Figure record extracts
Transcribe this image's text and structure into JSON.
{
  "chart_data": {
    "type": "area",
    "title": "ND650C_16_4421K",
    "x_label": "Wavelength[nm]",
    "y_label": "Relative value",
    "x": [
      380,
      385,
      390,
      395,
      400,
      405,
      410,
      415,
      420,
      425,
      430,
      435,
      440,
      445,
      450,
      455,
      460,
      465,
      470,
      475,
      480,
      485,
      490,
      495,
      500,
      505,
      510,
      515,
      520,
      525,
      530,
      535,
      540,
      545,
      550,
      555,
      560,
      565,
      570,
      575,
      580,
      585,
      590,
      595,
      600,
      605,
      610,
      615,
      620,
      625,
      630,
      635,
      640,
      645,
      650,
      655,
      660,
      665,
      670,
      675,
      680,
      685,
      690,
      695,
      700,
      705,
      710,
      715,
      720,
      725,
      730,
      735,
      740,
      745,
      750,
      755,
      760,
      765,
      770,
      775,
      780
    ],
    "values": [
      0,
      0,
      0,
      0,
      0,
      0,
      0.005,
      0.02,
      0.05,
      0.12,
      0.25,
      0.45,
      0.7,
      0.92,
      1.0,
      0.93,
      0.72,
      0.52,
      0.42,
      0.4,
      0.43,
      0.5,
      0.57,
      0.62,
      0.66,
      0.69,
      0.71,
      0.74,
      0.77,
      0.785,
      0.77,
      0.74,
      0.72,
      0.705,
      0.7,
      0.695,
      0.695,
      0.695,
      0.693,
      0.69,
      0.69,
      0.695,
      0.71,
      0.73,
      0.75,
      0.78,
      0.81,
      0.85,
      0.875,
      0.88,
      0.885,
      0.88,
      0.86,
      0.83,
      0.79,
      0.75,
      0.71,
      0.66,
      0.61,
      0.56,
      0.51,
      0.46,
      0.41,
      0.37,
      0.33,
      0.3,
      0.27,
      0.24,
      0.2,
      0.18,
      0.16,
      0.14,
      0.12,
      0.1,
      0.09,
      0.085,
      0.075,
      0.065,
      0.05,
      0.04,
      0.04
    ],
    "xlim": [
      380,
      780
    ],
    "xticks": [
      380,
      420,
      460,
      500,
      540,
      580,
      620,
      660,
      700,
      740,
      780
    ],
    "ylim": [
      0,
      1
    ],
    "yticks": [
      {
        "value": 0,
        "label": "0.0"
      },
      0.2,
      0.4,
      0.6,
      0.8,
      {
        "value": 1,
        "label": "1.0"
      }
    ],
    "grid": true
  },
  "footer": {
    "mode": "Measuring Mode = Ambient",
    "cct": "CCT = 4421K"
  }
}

▶ DIRECTION
Your task is to reproduce the whole listing exactly.

▶ WRITTEN SOLUTION
Transcribe this image's text and structure into JSON.
{
  "chart_data": {
    "type": "area",
    "title": "ND650C_16_4421K",
    "x_label": "Wavelength[nm]",
    "y_label": "Relative value",
    "x": [
      380,
      385,
      390,
      395,
      400,
      405,
      410,
      415,
      420,
      425,
      430,
      435,
      440,
      445,
      450,
      455,
      460,
      465,
      470,
      475,
      480,
      485,
      490,
      495,
      500,
      505,
      510,
      515,
      520,
      525,
      530,
      535,
      540,
      545,
      550,
      555,
      560,
      565,
      570,
      575,
      580,
      585,
      590,
      595,
      600,
      605,
      610,
      615,
      620,
      625,
      630,
      635,
      640,
      645,
      650,
      655,
      660,
      665,
      670,
      675,
      680,
      685,
      690,
      695,
      700,
      705,
      710,
      715,
      720,
      725,
      730,
      735,
      740,
      745,
      750,
      755,
      760,
      765,
      770,
      775,
      780
    ],
    "values": [
      0,
      0,
      0,
      0,
      0,
      0,
      0.005,
      0.02,
      0.05,
      0.12,
      0.25,
      0.45,
      0.7,
      0.92,
      1.0,
      0.93,
      0.72,
      0.52,
      0.42,
      0.4,
      0.43,
      0.5,
      0.57,
      0.62,
      0.66,
      0.69,
      0.71,
      0.74,
      0.77,
      0.785,
      0.77,
      0.74,
      0.72,
      0.705,
      0.7,
      0.695,
      0.695,
      0.695,
      0.693,
      0.69,
      0.69,
      0.695,
      0.71,
      0.73,
      0.75,
      0.78,
      0.81,
      0.85,
      0.875,
      0.88,
      0.885,
      0.88,
      0.86,
      0.83,
      0.79,
      0.75,
      0.71,
      0.66,
      0.61,
      0.56,
      0.51,
      0.46,
      0.41,
      0.37,
      0.33,
      0.3,
      0.27,
      0.24,
      0.2,
      0.18,
      0.16,
      0.14,
      0.12,
      0.1,
      0.09,
      0.085,
      0.075,
      0.065,
      0.05,
      0.04,
      0.04
    ],
    "xlim": [
      380,
      780
    ],
    "xticks": [
      380,
      420,
      460,
      500,
      540,
      580,
      620,
      660,
      700,
      740,
      780
    ],
    "ylim": [
      0,
      1
    ],
    "yticks": [
      {
        "value": 0,
        "label": "0.0"
      },
      0.2,
      0.4,
      0.6,
      0.8,
      {
        "value": 1,
        "label": "1.0"
      }
    ],
    "grid": true
  },
  "footer": {
    "mode": "Measuring Mode = Ambient",
    "cct": "CCT = 4421K"
  }
}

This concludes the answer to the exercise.